-- START OF DATA LINES --
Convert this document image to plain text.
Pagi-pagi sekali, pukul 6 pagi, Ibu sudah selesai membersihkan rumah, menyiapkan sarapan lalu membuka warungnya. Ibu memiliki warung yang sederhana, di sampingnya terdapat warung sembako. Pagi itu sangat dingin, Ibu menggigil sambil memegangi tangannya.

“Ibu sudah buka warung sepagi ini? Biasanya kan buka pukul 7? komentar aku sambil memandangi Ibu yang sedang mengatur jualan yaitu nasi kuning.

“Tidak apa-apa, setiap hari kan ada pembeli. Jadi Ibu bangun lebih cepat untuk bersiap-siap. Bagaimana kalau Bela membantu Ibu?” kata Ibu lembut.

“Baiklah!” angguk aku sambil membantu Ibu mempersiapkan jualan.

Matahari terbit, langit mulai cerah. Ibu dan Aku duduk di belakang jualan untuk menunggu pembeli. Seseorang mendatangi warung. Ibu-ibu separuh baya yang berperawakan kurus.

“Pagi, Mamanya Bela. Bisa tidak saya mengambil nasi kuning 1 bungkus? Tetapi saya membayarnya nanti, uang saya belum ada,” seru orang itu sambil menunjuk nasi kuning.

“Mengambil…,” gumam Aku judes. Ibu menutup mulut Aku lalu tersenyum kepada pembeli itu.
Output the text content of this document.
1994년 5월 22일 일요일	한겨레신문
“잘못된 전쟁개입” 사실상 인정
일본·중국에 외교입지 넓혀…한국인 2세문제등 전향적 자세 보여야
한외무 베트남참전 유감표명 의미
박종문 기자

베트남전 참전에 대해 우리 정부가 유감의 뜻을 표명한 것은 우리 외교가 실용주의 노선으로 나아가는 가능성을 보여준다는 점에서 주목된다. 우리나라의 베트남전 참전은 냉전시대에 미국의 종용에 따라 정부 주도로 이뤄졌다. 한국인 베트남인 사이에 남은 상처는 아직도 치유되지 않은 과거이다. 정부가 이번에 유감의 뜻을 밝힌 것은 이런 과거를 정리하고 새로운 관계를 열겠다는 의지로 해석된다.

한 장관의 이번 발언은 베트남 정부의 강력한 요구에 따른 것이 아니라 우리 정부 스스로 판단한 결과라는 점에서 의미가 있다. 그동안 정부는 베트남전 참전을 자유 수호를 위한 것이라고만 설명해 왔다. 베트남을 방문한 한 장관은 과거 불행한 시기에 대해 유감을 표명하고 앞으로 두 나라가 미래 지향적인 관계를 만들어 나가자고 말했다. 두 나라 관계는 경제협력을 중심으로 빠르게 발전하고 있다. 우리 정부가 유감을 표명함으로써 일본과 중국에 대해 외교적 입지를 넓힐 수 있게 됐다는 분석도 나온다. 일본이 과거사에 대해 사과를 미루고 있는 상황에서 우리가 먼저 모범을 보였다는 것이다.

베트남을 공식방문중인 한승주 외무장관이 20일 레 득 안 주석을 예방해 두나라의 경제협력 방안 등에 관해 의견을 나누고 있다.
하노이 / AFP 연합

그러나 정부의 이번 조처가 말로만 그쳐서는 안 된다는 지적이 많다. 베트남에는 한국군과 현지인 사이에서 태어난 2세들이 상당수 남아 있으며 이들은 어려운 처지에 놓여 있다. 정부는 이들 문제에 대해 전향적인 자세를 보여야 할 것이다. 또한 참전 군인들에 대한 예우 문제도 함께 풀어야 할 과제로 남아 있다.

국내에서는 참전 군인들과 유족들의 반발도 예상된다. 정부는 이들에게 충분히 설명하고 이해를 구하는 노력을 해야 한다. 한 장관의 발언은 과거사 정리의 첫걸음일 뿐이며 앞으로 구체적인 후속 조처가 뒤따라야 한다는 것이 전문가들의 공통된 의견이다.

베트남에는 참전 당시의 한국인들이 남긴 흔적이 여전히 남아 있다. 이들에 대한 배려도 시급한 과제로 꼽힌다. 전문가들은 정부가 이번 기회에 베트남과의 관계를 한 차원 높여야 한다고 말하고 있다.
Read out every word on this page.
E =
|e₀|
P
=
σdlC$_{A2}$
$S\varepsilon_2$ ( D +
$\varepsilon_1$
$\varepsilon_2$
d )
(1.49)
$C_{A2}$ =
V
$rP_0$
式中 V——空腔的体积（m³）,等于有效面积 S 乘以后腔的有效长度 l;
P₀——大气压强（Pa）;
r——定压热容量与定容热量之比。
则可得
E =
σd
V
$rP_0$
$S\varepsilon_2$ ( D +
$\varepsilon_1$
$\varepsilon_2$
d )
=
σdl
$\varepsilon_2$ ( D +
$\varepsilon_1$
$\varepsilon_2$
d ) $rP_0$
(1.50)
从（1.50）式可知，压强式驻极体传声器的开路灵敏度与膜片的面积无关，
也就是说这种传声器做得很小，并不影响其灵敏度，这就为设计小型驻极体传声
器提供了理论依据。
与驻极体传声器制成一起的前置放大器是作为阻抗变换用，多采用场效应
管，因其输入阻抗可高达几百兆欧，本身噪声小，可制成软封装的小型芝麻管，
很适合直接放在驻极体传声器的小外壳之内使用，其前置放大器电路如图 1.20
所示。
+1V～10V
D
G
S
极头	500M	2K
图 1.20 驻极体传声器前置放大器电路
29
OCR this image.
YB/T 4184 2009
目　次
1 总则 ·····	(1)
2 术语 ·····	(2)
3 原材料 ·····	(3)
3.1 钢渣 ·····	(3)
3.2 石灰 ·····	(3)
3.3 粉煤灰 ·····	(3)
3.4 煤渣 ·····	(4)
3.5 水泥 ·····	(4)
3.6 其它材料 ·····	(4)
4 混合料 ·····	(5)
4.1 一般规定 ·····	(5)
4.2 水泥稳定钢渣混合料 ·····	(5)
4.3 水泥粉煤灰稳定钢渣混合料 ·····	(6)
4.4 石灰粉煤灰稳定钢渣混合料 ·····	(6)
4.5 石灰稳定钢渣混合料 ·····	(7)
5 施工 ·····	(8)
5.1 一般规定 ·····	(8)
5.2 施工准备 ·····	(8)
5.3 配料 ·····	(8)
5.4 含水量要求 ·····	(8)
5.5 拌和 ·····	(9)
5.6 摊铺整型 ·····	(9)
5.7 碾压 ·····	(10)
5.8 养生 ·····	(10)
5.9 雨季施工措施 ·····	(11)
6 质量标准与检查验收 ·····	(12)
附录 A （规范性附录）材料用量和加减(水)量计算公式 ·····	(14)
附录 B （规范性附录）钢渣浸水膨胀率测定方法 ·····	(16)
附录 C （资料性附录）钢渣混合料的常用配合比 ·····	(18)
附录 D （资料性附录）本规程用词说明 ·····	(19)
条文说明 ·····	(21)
-- END OF DATA LINES --
# WHAT IS ASKED
Copy all the entries verbatim.

# WRITTEN RESPONSE
Convert this document image to plain text.
Pagi-pagi sekali, pukul 6 pagi, Ibu sudah selesai membersihkan rumah, menyiapkan sarapan lalu membuka warungnya. Ibu memiliki warung yang sederhana, di sampingnya terdapat warung sembako. Pagi itu sangat dingin, Ibu menggigil sambil memegangi tangannya.

“Ibu sudah buka warung sepagi ini? Biasanya kan buka pukul 7? komentar aku sambil memandangi Ibu yang sedang mengatur jualan yaitu nasi kuning.

“Tidak apa-apa, setiap hari kan ada pembeli. Jadi Ibu bangun lebih cepat untuk bersiap-siap. Bagaimana kalau Bela membantu Ibu?” kata Ibu lembut.

“Baiklah!” angguk aku sambil membantu Ibu mempersiapkan jualan.

Matahari terbit, langit mulai cerah. Ibu dan Aku duduk di belakang jualan untuk menunggu pembeli. Seseorang mendatangi warung. Ibu-ibu separuh baya yang berperawakan kurus.

“Pagi, Mamanya Bela. Bisa tidak saya mengambil nasi kuning 1 bungkus? Tetapi saya membayarnya nanti, uang saya belum ada,” seru orang itu sambil menunjuk nasi kuning.

“Mengambil…,” gumam Aku judes. Ibu menutup mulut Aku lalu tersenyum kepada pembeli itu.
Output the text content of this document.
1994년 5월 22일 일요일	한겨레신문
“잘못된 전쟁개입” 사실상 인정
일본·중국에 외교입지 넓혀…한국인 2세문제등 전향적 자세 보여야
한외무 베트남참전 유감표명 의미
박종문 기자

베트남전 참전에 대해 우리 정부가 유감의 뜻을 표명한 것은 우리 외교가 실용주의 노선으로 나아가는 가능성을 보여준다는 점에서 주목된다. 우리나라의 베트남전 참전은 냉전시대에 미국의 종용에 따라 정부 주도로 이뤄졌다. 한국인 베트남인 사이에 남은 상처는 아직도 치유되지 않은 과거이다. 정부가 이번에 유감의 뜻을 밝힌 것은 이런 과거를 정리하고 새로운 관계를 열겠다는 의지로 해석된다.

한 장관의 이번 발언은 베트남 정부의 강력한 요구에 따른 것이 아니라 우리 정부 스스로 판단한 결과라는 점에서 의미가 있다. 그동안 정부는 베트남전 참전을 자유 수호를 위한 것이라고만 설명해 왔다. 베트남을 방문한 한 장관은 과거 불행한 시기에 대해 유감을 표명하고 앞으로 두 나라가 미래 지향적인 관계를 만들어 나가자고 말했다. 두 나라 관계는 경제협력을 중심으로 빠르게 발전하고 있다. 우리 정부가 유감을 표명함으로써 일본과 중국에 대해 외교적 입지를 넓힐 수 있게 됐다는 분석도 나온다. 일본이 과거사에 대해 사과를 미루고 있는 상황에서 우리가 먼저 모범을 보였다는 것이다.

베트남을 공식방문중인 한승주 외무장관이 20일 레 득 안 주석을 예방해 두나라의 경제협력 방안 등에 관해 의견을 나누고 있다.
하노이 / AFP 연합

그러나 정부의 이번 조처가 말로만 그쳐서는 안 된다는 지적이 많다. 베트남에는 한국군과 현지인 사이에서 태어난 2세들이 상당수 남아 있으며 이들은 어려운 처지에 놓여 있다. 정부는 이들 문제에 대해 전향적인 자세를 보여야 할 것이다. 또한 참전 군인들에 대한 예우 문제도 함께 풀어야 할 과제로 남아 있다.

국내에서는 참전 군인들과 유족들의 반발도 예상된다. 정부는 이들에게 충분히 설명하고 이해를 구하는 노력을 해야 한다. 한 장관의 발언은 과거사 정리의 첫걸음일 뿐이며 앞으로 구체적인 후속 조처가 뒤따라야 한다는 것이 전문가들의 공통된 의견이다.

베트남에는 참전 당시의 한국인들이 남긴 흔적이 여전히 남아 있다. 이들에 대한 배려도 시급한 과제로 꼽힌다. 전문가들은 정부가 이번 기회에 베트남과의 관계를 한 차원 높여야 한다고 말하고 있다.
Read out every word on this page.
E =
|e₀|
P
=
σdlC$_{A2}$
$S\varepsilon_2$ ( D +
$\varepsilon_1$
$\varepsilon_2$
d )
(1.49)
$C_{A2}$ =
V
$rP_0$
式中 V——空腔的体积（m³）,等于有效面积 S 乘以后腔的有效长度 l;
P₀——大气压强（Pa）;
r——定压热容量与定容热量之比。
则可得
E =
σd
V
$rP_0$
$S\varepsilon_2$ ( D +
$\varepsilon_1$
$\varepsilon_2$
d )
=
σdl
$\varepsilon_2$ ( D +
$\varepsilon_1$
$\varepsilon_2$
d ) $rP_0$
(1.50)
从（1.50）式可知，压强式驻极体传声器的开路灵敏度与膜片的面积无关，
也就是说这种传声器做得很小，并不影响其灵敏度，这就为设计小型驻极体传声
器提供了理论依据。
与驻极体传声器制成一起的前置放大器是作为阻抗变换用，多采用场效应
管，因其输入阻抗可高达几百兆欧，本身噪声小，可制成软封装的小型芝麻管，
很适合直接放在驻极体传声器的小外壳之内使用，其前置放大器电路如图 1.20
所示。
+1V～10V
D
G
S
极头	500M	2K
图 1.20 驻极体传声器前置放大器电路
29
OCR this image.
YB/T 4184 2009
目　次
1 总则 ·····	(1)
2 术语 ·····	(2)
3 原材料 ·····	(3)
3.1 钢渣 ·····	(3)
3.2 石灰 ·····	(3)
3.3 粉煤灰 ·····	(3)
3.4 煤渣 ·····	(4)
3.5 水泥 ·····	(4)
3.6 其它材料 ·····	(4)
4 混合料 ·····	(5)
4.1 一般规定 ·····	(5)
4.2 水泥稳定钢渣混合料 ·····	(5)
4.3 水泥粉煤灰稳定钢渣混合料 ·····	(6)
4.4 石灰粉煤灰稳定钢渣混合料 ·····	(6)
4.5 石灰稳定钢渣混合料 ·····	(7)
5 施工 ·····	(8)
5.1 一般规定 ·····	(8)
5.2 施工准备 ·····	(8)
5.3 配料 ·····	(8)
5.4 含水量要求 ·····	(8)
5.5 拌和 ·····	(9)
5.6 摊铺整型 ·····	(9)
5.7 碾压 ·····	(10)
5.8 养生 ·····	(10)
5.9 雨季施工措施 ·····	(11)
6 质量标准与检查验收 ·····	(12)
附录 A （规范性附录）材料用量和加减(水)量计算公式 ·····	(14)
附录 B （规范性附录）钢渣浸水膨胀率测定方法 ·····	(16)
附录 C （资料性附录）钢渣混合料的常用配合比 ·····	(18)
附录 D （资料性附录）本规程用词说明 ·····	(19)
条文说明 ·····	(21)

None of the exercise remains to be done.